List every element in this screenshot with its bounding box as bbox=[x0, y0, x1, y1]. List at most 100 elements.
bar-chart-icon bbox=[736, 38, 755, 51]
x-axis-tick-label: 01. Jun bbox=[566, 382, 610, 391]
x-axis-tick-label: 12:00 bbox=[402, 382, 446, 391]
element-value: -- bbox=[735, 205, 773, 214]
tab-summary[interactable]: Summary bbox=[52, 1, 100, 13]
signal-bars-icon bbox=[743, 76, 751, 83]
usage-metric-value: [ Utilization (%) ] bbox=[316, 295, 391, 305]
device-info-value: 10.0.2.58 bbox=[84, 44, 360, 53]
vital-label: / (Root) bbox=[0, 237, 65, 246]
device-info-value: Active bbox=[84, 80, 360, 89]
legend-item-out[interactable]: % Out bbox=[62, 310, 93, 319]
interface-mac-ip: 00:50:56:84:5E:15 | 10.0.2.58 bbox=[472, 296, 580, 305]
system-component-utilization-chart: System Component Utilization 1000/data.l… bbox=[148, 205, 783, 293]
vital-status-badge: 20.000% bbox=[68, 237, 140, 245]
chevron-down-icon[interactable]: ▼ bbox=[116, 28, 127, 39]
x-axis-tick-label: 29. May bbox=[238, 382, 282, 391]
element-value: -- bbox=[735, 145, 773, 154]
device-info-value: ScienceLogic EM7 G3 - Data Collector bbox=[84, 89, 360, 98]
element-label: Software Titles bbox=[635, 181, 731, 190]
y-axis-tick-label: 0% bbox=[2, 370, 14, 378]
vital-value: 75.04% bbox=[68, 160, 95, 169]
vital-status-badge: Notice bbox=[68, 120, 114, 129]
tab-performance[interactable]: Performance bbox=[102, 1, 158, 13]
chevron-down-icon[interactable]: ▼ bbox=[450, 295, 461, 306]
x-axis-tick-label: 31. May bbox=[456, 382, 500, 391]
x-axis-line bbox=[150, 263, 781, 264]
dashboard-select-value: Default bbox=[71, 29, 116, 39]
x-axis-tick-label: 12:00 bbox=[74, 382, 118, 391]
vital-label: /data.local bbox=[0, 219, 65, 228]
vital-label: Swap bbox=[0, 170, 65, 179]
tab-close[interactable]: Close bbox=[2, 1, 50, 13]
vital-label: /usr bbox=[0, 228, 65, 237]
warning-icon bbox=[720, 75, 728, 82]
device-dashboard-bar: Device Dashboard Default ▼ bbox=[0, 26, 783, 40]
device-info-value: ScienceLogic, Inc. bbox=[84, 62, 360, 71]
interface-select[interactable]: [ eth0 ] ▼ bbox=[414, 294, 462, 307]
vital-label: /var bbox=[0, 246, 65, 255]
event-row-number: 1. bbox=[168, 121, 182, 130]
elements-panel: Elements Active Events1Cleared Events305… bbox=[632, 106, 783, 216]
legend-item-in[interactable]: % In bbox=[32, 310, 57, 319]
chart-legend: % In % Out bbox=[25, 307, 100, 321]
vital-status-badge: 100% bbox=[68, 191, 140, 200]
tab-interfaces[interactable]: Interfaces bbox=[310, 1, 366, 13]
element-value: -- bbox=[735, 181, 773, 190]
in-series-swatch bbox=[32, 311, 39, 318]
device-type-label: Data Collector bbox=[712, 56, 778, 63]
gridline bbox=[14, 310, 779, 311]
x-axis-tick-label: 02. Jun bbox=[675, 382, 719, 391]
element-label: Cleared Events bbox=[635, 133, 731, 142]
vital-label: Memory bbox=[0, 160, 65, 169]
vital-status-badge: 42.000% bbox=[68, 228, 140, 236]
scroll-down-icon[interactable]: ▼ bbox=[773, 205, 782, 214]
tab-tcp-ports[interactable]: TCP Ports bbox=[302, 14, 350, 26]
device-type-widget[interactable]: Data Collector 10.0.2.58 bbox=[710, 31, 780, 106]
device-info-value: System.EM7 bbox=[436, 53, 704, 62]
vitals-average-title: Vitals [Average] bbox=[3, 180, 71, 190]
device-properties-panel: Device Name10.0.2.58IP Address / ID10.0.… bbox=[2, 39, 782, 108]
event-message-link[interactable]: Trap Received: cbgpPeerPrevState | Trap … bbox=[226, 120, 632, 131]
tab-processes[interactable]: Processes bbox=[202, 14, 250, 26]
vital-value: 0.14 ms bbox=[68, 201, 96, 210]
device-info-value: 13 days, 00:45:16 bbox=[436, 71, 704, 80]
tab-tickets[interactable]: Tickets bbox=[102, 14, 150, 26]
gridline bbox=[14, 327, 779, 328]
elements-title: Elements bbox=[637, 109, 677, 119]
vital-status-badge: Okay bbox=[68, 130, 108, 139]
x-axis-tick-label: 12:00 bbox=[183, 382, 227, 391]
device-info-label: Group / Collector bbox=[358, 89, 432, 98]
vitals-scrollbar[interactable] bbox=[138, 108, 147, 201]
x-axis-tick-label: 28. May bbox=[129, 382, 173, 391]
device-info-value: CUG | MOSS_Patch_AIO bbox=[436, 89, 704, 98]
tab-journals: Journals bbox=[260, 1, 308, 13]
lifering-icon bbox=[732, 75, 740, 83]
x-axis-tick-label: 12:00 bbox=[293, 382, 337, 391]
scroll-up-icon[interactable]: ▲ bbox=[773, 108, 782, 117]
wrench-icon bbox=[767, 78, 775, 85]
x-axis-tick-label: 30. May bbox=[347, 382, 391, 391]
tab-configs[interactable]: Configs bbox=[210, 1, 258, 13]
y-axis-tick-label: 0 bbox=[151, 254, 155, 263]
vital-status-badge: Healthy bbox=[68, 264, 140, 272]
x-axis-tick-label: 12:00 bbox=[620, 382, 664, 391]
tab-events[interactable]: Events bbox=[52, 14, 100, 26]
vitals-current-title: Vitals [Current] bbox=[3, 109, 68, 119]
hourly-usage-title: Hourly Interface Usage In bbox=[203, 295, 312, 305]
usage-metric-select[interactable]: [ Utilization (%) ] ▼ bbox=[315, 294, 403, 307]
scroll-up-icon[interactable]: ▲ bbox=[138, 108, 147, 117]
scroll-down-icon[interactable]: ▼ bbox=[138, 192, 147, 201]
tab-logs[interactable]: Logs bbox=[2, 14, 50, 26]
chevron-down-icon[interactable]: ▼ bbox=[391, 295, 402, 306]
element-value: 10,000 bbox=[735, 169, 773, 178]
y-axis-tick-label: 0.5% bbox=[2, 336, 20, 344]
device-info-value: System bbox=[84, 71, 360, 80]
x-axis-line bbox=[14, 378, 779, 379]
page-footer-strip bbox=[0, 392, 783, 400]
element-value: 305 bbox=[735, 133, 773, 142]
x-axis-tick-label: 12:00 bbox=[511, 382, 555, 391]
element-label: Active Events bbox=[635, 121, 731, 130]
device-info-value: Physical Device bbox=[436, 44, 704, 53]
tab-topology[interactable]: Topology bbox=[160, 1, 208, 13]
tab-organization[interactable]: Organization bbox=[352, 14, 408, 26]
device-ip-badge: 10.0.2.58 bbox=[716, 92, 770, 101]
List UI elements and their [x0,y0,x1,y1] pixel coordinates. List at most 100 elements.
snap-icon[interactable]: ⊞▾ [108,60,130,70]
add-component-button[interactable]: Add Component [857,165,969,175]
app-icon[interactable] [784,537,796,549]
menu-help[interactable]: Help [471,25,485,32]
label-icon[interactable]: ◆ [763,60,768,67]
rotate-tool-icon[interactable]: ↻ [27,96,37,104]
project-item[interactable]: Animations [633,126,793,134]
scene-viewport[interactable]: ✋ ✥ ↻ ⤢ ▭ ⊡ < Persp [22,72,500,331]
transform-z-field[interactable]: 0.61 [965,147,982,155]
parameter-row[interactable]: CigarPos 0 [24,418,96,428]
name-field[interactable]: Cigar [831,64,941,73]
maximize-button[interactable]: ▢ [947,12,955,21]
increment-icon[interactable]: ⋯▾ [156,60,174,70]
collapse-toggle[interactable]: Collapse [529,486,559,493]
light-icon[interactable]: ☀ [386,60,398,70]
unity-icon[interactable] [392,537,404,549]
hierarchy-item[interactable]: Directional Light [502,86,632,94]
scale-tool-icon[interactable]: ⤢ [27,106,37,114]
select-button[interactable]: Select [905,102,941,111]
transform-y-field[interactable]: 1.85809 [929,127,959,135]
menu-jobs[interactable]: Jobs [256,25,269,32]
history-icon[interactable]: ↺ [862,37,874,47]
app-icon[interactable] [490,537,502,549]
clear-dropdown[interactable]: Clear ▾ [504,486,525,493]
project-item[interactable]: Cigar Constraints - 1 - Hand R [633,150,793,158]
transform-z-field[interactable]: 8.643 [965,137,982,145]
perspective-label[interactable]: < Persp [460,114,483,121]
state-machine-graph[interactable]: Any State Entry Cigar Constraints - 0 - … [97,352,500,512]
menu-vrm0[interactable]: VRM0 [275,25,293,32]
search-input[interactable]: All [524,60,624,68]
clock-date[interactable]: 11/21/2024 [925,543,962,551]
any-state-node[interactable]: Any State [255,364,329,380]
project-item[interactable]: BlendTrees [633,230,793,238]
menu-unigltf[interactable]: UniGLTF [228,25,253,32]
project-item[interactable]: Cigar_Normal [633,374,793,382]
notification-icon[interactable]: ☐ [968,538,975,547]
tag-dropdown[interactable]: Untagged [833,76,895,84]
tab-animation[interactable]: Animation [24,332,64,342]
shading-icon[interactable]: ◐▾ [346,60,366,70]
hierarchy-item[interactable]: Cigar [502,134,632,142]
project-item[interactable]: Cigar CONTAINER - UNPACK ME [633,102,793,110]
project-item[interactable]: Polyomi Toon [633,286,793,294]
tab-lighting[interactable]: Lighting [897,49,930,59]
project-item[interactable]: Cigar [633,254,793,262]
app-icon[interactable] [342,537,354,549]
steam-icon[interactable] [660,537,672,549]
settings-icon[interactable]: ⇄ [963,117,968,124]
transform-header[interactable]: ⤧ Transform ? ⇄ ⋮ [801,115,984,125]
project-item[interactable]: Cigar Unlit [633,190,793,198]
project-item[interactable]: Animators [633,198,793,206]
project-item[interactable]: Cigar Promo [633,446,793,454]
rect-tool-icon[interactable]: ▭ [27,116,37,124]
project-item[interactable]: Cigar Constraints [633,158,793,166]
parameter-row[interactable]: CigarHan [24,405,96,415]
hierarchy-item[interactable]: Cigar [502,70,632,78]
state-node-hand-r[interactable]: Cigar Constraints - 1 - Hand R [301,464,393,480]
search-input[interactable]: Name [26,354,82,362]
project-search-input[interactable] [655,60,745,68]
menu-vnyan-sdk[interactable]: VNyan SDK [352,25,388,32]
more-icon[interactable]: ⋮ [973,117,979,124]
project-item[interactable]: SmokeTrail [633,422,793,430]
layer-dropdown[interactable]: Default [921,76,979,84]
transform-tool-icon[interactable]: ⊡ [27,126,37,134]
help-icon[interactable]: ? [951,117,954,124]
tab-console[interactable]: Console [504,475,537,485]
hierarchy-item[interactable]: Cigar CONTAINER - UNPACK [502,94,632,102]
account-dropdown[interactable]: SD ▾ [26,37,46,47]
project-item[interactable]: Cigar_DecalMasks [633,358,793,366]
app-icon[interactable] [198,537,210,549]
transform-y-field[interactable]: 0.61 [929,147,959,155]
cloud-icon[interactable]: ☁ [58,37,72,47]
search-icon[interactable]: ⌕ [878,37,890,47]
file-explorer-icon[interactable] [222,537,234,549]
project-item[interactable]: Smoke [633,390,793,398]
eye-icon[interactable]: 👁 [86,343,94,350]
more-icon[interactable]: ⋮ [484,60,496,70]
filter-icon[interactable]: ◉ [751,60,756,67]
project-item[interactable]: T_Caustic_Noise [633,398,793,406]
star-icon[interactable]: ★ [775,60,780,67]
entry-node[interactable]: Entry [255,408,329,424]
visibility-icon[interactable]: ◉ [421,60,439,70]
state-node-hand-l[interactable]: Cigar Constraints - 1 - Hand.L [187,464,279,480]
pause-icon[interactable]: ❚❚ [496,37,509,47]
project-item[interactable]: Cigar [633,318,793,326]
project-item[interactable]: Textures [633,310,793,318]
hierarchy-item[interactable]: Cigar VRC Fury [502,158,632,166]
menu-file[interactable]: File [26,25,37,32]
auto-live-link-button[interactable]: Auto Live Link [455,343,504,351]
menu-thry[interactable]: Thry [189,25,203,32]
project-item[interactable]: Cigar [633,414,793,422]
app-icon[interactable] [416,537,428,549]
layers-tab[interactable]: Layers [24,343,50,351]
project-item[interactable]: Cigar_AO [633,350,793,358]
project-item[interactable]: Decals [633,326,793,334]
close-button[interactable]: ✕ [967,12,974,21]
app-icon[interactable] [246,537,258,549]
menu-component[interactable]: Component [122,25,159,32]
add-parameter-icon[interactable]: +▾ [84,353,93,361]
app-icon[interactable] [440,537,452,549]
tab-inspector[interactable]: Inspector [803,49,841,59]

Do this: Reproduce the rows starting at the first one and ending at the one that contains "legend-item-in[interactable]: % In", substituting "vital-name" for every "vital-label" and leaving everything else unchanged.

Problem solution:
List every element in this screenshot with its bounding box as bbox=[x0, y0, x1, y1]. List at most 100 elements.
bar-chart-icon bbox=[736, 38, 755, 51]
x-axis-tick-label: 01. Jun bbox=[566, 382, 610, 391]
x-axis-tick-label: 12:00 bbox=[402, 382, 446, 391]
element-value: -- bbox=[735, 205, 773, 214]
tab-summary[interactable]: Summary bbox=[52, 1, 100, 13]
signal-bars-icon bbox=[743, 76, 751, 83]
usage-metric-value: [ Utilization (%) ] bbox=[316, 295, 391, 305]
device-info-value: 10.0.2.58 bbox=[84, 44, 360, 53]
vital-name: / (Root) bbox=[0, 237, 65, 246]
device-info-value: Active bbox=[84, 80, 360, 89]
legend-item-out[interactable]: % Out bbox=[62, 310, 93, 319]
interface-mac-ip: 00:50:56:84:5E:15 | 10.0.2.58 bbox=[472, 296, 580, 305]
system-component-utilization-chart: System Component Utilization 1000/data.l… bbox=[148, 205, 783, 293]
vital-status-badge: 20.000% bbox=[68, 237, 140, 245]
chevron-down-icon[interactable]: ▼ bbox=[116, 28, 127, 39]
x-axis-tick-label: 29. May bbox=[238, 382, 282, 391]
element-value: -- bbox=[735, 145, 773, 154]
device-info-value: ScienceLogic EM7 G3 - Data Collector bbox=[84, 89, 360, 98]
element-label: Software Titles bbox=[635, 181, 731, 190]
y-axis-tick-label: 0% bbox=[2, 370, 14, 378]
vital-value: 75.04% bbox=[68, 160, 95, 169]
vital-status-badge: Notice bbox=[68, 120, 114, 129]
tab-performance[interactable]: Performance bbox=[102, 1, 158, 13]
chevron-down-icon[interactable]: ▼ bbox=[450, 295, 461, 306]
x-axis-tick-label: 31. May bbox=[456, 382, 500, 391]
x-axis-line bbox=[150, 263, 781, 264]
dashboard-select-value: Default bbox=[71, 29, 116, 39]
x-axis-tick-label: 12:00 bbox=[74, 382, 118, 391]
vital-name: /data.local bbox=[0, 219, 65, 228]
vital-name: Swap bbox=[0, 170, 65, 179]
tab-close[interactable]: Close bbox=[2, 1, 50, 13]
vital-name: /usr bbox=[0, 228, 65, 237]
warning-icon bbox=[720, 75, 728, 82]
device-dashboard-bar: Device Dashboard Default ▼ bbox=[0, 26, 783, 40]
device-info-value: ScienceLogic, Inc. bbox=[84, 62, 360, 71]
interface-select[interactable]: [ eth0 ] ▼ bbox=[414, 294, 462, 307]
vital-name: /var bbox=[0, 246, 65, 255]
event-row-number: 1. bbox=[168, 121, 182, 130]
elements-panel: Elements Active Events1Cleared Events305… bbox=[632, 106, 783, 216]
legend-item-in[interactable]: % In bbox=[32, 310, 57, 319]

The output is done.